* Record list:
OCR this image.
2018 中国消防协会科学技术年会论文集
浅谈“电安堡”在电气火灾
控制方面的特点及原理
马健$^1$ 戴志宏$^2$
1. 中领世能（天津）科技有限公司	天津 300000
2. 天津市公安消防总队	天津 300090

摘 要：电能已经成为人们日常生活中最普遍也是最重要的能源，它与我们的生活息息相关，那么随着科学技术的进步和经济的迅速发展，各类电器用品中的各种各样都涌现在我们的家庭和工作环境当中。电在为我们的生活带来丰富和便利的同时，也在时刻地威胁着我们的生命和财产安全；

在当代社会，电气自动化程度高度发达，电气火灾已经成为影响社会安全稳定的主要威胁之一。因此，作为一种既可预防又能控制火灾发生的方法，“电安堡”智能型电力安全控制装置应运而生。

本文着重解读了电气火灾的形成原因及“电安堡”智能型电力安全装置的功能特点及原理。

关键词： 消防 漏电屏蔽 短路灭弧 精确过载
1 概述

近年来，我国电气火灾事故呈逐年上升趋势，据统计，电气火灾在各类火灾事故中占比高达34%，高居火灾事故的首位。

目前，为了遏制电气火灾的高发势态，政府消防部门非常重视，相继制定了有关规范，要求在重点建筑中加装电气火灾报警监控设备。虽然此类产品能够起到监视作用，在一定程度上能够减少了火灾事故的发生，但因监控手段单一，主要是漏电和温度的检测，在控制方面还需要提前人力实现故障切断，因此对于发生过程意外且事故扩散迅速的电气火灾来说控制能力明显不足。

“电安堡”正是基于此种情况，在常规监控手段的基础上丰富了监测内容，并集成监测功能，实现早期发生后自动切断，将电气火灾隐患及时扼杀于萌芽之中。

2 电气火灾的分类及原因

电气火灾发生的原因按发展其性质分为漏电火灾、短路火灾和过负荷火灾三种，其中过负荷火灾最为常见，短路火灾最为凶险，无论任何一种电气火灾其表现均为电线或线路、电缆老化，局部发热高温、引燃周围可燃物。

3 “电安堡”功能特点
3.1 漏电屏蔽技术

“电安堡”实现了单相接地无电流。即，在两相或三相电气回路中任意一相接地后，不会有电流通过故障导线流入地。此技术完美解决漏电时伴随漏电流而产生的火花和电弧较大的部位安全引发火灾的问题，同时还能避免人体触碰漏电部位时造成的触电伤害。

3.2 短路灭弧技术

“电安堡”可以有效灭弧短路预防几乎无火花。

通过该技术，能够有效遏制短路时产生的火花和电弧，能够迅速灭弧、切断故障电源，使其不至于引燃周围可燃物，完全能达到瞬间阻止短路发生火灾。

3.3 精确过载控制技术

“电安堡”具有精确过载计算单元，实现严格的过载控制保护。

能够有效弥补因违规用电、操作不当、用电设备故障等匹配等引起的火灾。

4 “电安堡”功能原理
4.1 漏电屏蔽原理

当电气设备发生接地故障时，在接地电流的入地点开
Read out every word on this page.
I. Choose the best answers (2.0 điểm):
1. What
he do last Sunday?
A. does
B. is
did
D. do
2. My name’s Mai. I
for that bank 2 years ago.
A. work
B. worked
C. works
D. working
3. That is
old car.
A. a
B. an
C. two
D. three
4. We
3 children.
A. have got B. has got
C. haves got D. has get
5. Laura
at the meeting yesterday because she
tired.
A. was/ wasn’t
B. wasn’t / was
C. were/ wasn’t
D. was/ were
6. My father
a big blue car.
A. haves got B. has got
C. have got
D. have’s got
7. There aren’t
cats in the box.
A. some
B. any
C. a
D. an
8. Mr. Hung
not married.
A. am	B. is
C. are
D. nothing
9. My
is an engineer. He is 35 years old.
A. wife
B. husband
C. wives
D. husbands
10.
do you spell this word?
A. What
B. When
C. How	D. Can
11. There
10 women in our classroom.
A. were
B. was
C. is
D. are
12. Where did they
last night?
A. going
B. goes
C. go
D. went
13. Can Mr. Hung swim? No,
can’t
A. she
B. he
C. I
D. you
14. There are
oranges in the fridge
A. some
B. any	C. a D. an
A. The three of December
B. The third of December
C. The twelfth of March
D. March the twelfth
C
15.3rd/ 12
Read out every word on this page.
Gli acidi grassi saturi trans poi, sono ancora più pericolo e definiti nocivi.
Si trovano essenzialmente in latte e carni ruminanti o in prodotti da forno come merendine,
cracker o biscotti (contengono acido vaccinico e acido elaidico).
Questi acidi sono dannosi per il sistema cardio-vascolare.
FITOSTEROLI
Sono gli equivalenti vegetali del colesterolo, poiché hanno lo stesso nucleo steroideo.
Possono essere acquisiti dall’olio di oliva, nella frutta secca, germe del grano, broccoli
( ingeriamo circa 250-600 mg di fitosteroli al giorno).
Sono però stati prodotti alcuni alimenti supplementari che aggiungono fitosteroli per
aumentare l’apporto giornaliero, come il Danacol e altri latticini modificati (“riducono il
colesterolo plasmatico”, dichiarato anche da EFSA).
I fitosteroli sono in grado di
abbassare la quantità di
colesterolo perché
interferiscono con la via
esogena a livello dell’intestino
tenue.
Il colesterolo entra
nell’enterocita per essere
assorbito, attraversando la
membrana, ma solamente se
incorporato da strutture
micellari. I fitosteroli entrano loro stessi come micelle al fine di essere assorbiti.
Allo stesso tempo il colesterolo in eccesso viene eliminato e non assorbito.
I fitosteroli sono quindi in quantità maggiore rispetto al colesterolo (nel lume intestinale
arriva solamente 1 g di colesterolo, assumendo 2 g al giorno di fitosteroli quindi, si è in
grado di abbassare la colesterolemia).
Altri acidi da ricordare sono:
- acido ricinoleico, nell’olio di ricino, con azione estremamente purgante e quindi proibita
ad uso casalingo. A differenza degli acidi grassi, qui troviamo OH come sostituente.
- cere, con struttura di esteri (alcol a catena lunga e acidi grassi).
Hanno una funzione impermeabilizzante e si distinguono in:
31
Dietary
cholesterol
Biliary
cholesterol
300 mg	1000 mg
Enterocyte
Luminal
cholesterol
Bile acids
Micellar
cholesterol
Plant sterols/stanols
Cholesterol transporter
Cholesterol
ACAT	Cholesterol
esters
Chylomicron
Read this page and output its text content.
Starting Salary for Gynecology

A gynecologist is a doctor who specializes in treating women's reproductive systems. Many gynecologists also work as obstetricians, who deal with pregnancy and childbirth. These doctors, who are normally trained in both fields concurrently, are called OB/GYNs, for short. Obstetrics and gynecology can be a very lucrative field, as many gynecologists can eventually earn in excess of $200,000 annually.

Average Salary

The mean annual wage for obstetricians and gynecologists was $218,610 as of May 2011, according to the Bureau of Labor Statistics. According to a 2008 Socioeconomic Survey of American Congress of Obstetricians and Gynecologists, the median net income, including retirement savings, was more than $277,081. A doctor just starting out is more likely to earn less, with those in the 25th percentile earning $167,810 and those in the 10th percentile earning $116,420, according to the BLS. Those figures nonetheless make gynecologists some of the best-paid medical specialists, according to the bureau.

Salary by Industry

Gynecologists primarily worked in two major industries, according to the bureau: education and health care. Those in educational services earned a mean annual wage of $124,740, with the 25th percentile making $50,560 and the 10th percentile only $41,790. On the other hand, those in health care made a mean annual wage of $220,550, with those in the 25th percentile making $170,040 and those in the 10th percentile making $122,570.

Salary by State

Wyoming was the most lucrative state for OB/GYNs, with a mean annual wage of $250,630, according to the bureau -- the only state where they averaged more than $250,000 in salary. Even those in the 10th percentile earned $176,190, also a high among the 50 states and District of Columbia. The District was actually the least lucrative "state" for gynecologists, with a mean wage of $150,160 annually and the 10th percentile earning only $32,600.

* Short problem:
Using the listing above, list every line in which the string "they" occurs.

* Result of the exercise:
12. Where did they
Wyoming was the most lucrative state for OB/GYNs, with a mean annual wage of $250,630, according to the bureau -- the only state where they averaged more than $250,000 in salary. Even those in the 10th percentile earned $176,190, also a high among the 50 states and District of Columbia. The District was actually the least lucrative "state" for gynecologists, with a mean wage of $150,160 annually and the 10th percentile earning only $32,600.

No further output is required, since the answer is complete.